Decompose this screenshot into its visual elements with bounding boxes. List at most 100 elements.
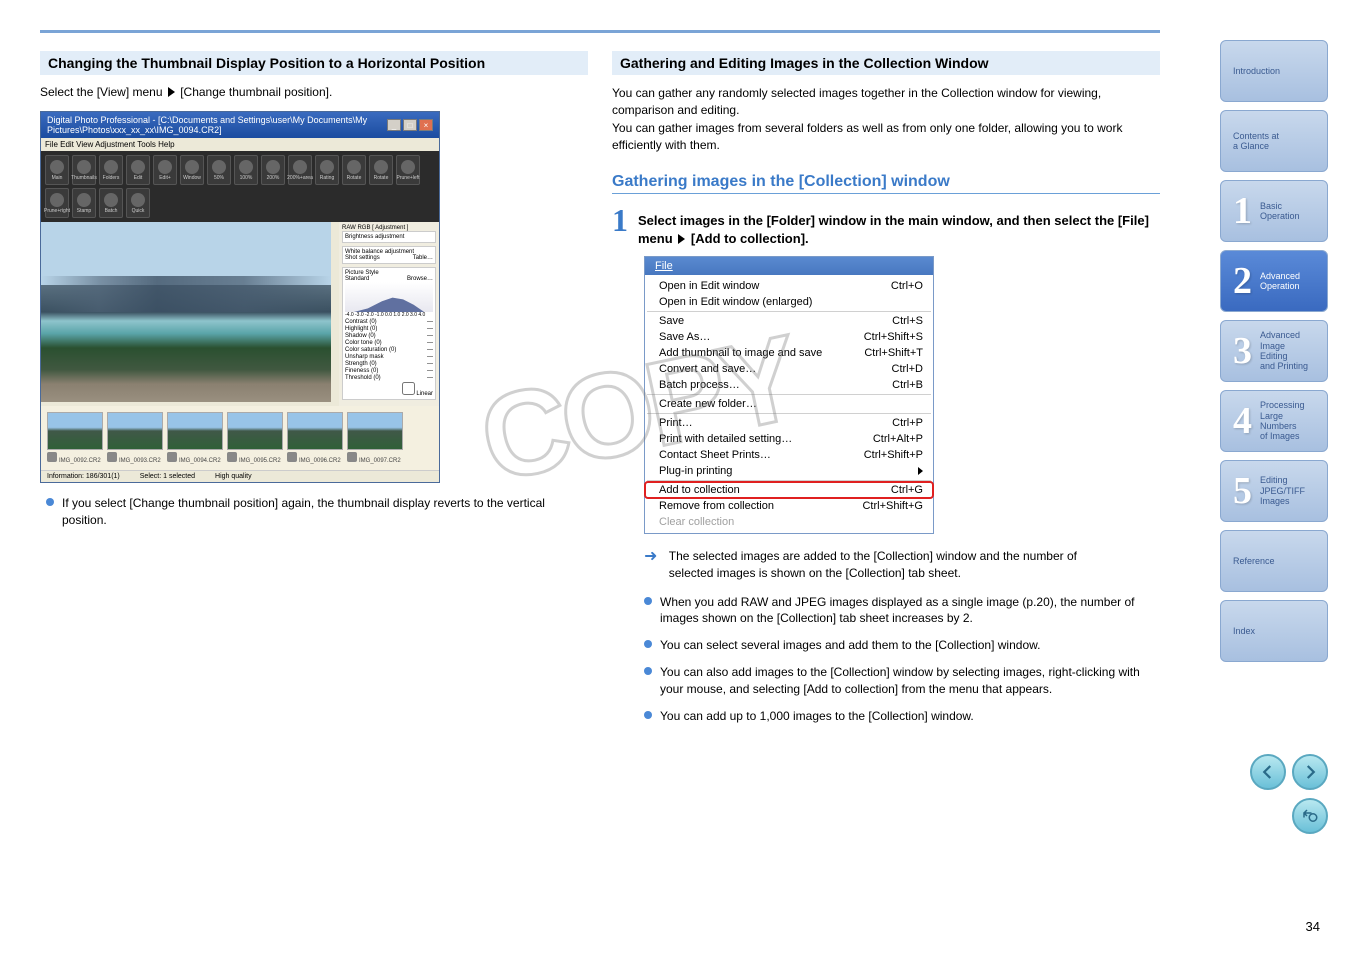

--

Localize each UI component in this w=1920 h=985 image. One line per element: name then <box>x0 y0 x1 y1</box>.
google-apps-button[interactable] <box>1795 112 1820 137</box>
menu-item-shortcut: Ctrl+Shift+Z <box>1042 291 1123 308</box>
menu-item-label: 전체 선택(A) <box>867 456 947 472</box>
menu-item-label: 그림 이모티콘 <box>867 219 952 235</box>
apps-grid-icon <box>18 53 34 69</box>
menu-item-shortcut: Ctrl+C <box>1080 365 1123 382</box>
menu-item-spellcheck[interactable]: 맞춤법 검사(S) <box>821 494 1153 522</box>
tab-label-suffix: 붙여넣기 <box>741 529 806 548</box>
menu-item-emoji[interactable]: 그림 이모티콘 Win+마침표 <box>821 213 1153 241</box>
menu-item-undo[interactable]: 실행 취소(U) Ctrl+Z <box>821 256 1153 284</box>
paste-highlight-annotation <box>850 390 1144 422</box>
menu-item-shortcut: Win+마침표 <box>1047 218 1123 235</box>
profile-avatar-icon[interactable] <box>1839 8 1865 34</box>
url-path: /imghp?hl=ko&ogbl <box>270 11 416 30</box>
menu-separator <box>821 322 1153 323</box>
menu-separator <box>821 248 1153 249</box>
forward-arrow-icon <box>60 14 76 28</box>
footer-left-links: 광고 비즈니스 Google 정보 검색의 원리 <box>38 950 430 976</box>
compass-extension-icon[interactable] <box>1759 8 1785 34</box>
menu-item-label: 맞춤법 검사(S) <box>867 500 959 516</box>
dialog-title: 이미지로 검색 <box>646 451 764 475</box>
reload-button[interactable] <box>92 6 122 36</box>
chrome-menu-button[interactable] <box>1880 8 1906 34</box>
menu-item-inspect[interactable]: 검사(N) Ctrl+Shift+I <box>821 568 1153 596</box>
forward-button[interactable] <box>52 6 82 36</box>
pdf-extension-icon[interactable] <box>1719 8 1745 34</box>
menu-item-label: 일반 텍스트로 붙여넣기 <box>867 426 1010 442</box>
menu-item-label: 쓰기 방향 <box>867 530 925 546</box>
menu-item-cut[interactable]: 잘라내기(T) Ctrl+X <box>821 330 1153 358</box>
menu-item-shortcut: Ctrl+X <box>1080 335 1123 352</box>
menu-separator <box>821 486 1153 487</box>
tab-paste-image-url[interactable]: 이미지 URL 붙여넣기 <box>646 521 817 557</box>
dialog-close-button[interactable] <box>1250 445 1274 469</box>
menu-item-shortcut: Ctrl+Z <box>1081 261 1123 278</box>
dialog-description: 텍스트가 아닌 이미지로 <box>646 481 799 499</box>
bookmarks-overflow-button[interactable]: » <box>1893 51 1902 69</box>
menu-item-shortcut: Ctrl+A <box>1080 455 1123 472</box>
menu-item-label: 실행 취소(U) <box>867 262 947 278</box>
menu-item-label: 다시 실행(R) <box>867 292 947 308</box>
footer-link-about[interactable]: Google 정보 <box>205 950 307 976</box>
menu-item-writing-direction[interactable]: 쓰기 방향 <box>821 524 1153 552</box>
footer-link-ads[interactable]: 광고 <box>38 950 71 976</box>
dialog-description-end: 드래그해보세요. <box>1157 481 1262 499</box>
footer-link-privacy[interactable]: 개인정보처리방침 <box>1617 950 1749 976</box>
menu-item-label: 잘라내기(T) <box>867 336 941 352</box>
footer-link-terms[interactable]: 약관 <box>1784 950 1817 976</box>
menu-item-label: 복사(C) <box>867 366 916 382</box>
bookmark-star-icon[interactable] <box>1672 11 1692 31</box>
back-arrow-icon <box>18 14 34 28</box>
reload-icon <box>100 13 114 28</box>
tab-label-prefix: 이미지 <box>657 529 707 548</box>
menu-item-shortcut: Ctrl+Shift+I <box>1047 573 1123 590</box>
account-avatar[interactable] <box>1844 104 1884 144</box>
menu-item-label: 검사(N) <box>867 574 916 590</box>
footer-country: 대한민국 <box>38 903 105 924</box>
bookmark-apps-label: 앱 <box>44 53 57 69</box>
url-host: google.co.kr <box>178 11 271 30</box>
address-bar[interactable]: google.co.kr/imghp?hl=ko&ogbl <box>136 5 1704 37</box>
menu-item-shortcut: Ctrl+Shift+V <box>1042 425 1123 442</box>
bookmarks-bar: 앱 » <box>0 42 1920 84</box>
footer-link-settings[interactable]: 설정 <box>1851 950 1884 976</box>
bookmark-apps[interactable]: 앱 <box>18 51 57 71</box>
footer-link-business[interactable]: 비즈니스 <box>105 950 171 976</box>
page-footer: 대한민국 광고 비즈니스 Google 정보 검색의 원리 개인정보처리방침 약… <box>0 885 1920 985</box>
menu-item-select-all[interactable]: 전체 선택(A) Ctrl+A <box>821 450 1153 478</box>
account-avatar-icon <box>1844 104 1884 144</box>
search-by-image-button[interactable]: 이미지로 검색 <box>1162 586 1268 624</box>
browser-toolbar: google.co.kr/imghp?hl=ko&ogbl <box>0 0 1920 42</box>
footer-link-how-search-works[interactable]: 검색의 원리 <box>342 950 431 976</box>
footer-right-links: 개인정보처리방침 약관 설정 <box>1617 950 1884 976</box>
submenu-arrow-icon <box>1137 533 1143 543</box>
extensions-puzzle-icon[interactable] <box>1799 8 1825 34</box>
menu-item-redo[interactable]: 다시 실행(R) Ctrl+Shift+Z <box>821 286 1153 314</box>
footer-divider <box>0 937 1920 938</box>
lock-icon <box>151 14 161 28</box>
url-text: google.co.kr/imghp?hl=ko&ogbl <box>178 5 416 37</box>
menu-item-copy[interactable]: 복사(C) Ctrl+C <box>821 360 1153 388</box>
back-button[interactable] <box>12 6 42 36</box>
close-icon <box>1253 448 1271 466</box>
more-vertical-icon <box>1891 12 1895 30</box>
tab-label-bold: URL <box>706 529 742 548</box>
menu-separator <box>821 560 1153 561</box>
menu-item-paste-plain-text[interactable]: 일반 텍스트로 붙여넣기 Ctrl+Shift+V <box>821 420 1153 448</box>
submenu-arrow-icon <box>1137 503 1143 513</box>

:: Exercise task ::
Arrange the lines above as a Markdown table with the columns Row and Line, starting with the line containing "Localize each UI" and going on through the line containing "apps-grid-icon <box>18 53 34 69</box>". Leave out blank lines.

:: Task output ::
| Row | Line |
|---|---|
| 1 | Localize each UI component in this w=1920 h=985 image. One line per element: name then <box>x0 y0 x1 y1</box>. |
| 2 | google-apps-button[interactable] <box>1795 112 1820 137</box> |
| 3 | menu-item-shortcut: Ctrl+Shift+Z <box>1042 291 1123 308</box> |
| 4 | menu-item-label: 전체 선택(A) <box>867 456 947 472</box> |
| 5 | menu-item-label: 그림 이모티콘 <box>867 219 952 235</box> |
| 6 | apps-grid-icon <box>18 53 34 69</box> |